[What you need to do] Copy each line in which the string "JSON" occurs.

Chart and figure data

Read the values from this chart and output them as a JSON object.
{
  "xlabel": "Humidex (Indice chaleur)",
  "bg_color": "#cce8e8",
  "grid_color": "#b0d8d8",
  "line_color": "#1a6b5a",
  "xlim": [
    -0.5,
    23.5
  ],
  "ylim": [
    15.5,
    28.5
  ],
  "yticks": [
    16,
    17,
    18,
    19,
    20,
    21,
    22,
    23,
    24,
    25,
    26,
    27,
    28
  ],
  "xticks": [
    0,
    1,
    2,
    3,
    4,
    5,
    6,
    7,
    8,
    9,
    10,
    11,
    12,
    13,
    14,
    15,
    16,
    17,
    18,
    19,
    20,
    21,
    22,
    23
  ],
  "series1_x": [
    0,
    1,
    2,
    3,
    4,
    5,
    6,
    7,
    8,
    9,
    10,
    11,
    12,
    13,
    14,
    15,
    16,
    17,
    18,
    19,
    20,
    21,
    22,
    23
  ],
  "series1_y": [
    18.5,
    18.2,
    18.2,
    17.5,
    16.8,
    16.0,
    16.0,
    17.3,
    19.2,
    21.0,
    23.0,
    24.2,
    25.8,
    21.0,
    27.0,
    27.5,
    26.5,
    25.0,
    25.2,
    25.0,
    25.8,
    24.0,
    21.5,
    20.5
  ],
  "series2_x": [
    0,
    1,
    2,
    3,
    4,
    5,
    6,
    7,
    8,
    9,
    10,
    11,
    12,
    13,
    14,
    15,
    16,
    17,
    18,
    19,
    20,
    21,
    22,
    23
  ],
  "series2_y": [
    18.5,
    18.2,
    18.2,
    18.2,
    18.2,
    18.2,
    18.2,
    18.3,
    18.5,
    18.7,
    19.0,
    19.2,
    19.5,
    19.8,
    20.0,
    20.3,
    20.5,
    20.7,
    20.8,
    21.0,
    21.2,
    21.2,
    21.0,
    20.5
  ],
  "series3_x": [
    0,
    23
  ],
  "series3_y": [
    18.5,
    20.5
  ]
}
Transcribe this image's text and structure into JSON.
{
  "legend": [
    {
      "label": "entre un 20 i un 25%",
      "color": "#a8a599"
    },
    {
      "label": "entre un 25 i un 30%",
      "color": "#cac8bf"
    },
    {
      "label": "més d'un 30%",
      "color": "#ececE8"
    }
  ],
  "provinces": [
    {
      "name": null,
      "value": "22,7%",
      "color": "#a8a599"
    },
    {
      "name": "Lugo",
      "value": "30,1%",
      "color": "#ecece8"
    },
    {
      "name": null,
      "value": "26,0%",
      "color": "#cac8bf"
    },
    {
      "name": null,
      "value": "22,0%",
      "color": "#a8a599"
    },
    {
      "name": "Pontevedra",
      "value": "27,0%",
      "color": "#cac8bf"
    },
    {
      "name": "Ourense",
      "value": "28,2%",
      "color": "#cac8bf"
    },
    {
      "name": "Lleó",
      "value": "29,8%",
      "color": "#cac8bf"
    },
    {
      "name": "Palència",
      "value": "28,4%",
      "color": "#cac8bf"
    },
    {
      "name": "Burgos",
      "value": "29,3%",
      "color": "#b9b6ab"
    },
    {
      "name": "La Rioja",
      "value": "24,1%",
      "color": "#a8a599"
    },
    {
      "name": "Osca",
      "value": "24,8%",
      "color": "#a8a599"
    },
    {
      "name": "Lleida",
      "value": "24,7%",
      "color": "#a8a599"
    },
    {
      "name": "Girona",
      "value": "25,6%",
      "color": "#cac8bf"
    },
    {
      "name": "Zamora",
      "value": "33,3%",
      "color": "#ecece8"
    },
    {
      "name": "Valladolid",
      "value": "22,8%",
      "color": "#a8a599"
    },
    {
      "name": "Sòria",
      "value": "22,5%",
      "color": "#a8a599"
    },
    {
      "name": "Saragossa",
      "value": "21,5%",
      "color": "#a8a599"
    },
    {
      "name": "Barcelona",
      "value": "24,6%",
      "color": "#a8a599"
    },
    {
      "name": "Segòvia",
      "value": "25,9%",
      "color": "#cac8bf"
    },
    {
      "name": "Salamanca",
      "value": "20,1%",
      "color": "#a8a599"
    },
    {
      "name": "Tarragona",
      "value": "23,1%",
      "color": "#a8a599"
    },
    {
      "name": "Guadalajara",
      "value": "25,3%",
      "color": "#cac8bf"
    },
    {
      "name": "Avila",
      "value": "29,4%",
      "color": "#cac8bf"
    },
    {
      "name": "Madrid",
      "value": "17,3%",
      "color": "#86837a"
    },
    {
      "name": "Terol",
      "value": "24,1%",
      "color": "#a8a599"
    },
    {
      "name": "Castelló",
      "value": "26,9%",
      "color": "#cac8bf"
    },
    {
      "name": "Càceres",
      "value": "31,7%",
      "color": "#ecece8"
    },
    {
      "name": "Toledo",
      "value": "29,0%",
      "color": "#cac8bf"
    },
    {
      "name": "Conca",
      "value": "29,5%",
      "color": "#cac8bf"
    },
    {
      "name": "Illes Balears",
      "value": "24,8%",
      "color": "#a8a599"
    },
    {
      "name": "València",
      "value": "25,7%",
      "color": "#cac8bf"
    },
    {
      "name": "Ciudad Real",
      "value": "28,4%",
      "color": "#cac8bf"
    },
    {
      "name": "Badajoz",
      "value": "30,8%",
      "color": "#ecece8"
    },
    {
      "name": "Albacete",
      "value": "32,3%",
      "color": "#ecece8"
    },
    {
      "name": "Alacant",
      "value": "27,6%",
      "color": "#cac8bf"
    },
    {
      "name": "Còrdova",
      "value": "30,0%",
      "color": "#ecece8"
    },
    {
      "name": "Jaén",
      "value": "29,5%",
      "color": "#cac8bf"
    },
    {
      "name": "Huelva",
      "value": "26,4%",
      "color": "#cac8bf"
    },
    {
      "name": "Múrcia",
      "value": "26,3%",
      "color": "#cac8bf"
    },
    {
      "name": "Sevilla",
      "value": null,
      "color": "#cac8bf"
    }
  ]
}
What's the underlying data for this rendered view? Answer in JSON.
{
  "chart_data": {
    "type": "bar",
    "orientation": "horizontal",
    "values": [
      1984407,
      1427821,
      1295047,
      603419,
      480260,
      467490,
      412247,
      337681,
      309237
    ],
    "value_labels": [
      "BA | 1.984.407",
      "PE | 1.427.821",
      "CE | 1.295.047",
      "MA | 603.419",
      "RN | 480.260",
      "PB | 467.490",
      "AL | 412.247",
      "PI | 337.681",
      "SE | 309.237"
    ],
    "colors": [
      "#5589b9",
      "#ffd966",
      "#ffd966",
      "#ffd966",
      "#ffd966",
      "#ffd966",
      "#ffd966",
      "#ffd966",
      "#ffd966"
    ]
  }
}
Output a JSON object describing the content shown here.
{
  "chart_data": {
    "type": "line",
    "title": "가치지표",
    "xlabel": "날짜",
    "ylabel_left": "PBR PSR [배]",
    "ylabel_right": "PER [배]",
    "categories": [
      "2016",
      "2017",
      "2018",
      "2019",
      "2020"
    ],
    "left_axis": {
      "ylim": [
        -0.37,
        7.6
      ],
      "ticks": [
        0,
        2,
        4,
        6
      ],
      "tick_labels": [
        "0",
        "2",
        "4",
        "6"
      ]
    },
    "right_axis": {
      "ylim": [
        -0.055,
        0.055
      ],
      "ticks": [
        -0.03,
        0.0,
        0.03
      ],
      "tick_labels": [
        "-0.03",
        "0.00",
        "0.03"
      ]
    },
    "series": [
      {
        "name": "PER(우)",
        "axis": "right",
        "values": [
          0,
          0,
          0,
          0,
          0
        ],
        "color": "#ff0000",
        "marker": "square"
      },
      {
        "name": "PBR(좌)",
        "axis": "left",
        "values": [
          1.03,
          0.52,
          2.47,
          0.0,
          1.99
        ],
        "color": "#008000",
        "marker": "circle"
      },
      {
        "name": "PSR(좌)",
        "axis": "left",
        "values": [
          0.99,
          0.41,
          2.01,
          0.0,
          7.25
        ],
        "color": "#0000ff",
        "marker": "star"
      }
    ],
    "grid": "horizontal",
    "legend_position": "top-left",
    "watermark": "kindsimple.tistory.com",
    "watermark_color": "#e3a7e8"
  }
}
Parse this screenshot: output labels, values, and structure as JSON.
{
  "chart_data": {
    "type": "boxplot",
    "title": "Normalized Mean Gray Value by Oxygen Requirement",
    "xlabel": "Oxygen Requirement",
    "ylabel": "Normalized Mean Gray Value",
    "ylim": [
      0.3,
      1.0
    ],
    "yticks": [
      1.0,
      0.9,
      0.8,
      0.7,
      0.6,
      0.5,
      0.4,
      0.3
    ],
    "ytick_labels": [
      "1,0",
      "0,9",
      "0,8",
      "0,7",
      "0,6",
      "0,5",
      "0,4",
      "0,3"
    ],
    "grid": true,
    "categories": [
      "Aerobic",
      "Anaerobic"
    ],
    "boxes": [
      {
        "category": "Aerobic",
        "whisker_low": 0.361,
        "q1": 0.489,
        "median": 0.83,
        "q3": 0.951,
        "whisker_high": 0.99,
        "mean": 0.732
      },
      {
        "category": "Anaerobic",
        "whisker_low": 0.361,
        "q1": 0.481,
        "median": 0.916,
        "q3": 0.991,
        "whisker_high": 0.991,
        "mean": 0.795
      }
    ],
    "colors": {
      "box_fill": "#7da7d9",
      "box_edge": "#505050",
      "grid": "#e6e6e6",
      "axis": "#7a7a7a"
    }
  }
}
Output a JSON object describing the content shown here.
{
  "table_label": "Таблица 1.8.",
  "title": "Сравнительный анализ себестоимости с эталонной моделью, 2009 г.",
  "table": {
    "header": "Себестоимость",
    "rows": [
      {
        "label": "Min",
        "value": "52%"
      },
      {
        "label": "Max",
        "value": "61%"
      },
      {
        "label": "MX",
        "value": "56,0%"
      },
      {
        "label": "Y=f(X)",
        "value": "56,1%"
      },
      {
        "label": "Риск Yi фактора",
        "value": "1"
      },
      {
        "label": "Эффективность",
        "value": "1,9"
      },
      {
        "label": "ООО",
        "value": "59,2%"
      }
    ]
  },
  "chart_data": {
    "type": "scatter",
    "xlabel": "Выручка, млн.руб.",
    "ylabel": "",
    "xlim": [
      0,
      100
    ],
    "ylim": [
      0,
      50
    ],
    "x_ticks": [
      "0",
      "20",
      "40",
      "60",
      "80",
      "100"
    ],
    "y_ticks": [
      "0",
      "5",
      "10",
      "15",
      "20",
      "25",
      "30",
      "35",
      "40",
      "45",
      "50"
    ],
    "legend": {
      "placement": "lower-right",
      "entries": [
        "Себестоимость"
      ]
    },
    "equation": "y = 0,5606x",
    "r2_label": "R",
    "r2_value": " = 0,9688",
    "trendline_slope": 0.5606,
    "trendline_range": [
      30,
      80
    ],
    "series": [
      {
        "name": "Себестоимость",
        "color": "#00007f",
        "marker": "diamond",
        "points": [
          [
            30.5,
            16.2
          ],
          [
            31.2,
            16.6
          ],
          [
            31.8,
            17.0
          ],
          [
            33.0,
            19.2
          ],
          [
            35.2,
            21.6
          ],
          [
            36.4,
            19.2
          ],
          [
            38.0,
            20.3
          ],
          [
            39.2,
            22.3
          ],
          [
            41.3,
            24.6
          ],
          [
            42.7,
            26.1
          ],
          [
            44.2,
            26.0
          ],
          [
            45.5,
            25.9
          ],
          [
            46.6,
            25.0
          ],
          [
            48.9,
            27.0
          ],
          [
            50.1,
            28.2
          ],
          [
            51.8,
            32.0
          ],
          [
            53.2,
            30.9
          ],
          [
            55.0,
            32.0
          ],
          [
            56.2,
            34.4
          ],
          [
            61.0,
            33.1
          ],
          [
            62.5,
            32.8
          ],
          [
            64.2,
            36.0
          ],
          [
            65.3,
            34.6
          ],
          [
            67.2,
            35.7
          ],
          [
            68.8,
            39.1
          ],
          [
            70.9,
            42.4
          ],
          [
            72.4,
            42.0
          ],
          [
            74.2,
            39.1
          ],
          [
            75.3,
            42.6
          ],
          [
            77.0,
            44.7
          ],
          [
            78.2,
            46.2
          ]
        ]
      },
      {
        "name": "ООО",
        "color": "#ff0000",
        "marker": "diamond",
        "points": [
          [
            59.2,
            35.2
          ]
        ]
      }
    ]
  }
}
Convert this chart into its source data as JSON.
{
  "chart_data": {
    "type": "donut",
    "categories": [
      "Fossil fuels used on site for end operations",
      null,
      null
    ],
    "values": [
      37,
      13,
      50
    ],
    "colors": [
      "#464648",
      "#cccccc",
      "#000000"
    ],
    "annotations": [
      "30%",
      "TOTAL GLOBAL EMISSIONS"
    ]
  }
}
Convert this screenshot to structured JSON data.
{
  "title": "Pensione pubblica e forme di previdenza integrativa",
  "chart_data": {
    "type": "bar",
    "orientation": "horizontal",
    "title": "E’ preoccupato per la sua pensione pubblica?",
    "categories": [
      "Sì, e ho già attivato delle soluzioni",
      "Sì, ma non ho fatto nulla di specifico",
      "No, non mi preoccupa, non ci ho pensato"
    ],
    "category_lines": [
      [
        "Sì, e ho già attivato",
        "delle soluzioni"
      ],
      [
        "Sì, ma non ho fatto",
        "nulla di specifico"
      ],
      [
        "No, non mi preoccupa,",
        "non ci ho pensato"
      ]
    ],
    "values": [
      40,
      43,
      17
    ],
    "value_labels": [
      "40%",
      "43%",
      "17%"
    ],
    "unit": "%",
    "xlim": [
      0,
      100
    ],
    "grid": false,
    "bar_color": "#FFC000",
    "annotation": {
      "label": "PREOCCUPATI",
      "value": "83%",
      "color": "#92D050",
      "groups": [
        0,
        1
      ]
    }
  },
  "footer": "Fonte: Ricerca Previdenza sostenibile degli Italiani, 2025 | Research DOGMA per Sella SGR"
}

[Answer to this task]
Read the values from this chart and output them as a JSON object.
Transcribe this image's text and structure into JSON.
What's the underlying data for this rendered view? Answer in JSON.
Output a JSON object describing the content shown here.
Parse this screenshot: output labels, values, and structure as JSON.
Output a JSON object describing the content shown here.
Convert this chart into its source data as JSON.
Convert this screenshot to structured JSON data.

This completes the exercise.